■ Supplied records
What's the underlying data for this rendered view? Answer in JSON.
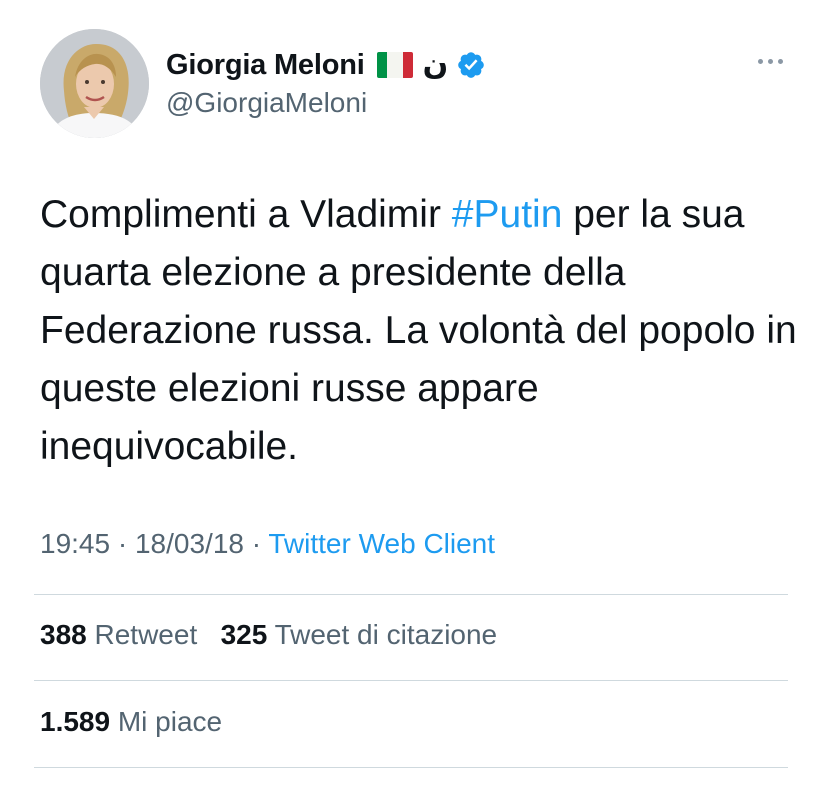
{
  "author": {
    "display_name": "Giorgia Meloni",
    "flag": "Italian flag",
    "extra_glyph": "ن",
    "verified": true,
    "handle": "@GiorgiaMeloni"
  },
  "tweet": {
    "text_before": "Complimenti a Vladimir ",
    "hashtag": "#Putin",
    "text_after": " per la sua quarta elezione a presidente della Federazione russa. La volontà del popolo in queste elezioni russe appare inequivocabile."
  },
  "meta": {
    "time": "19:45",
    "separator": "·",
    "date": "18/03/18",
    "source": "Twitter Web Client"
  },
  "stats": {
    "retweets_count": "388",
    "retweets_label": "Retweet",
    "quotes_count": "325",
    "quotes_label": "Tweet di citazione",
    "likes_count": "1.589",
    "likes_label": "Mi piace"
  },
  "colors": {
    "accent": "#1d9bf0",
    "text": "#0f1419",
    "secondary_text": "#536471",
    "divider": "#cfd9de"
  },
  "icons": {
    "more": "more-horizontal-icon",
    "verified": "verified-badge-icon"
  }
}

■ Instructions for the task
Set every line down exactly as written, leaving each picture out.

■ Task output
What's the underlying data for this rendered view? Answer in JSON.
{
  "author": {
    "display_name": "Giorgia Meloni",
    "flag": "Italian flag",
    "extra_glyph": "ن",
    "verified": true,
    "handle": "@GiorgiaMeloni"
  },
  "tweet": {
    "text_before": "Complimenti a Vladimir ",
    "hashtag": "#Putin",
    "text_after": " per la sua quarta elezione a presidente della Federazione russa. La volontà del popolo in queste elezioni russe appare inequivocabile."
  },
  "meta": {
    "time": "19:45",
    "separator": "·",
    "date": "18/03/18",
    "source": "Twitter Web Client"
  },
  "stats": {
    "retweets_count": "388",
    "retweets_label": "Retweet",
    "quotes_count": "325",
    "quotes_label": "Tweet di citazione",
    "likes_count": "1.589",
    "likes_label": "Mi piace"
  },
  "colors": {
    "accent": "#1d9bf0",
    "text": "#0f1419",
    "secondary_text": "#536471",
    "divider": "#cfd9de"
  },
  "icons": {
    "more": "more-horizontal-icon",
    "verified": "verified-badge-icon"
  }
}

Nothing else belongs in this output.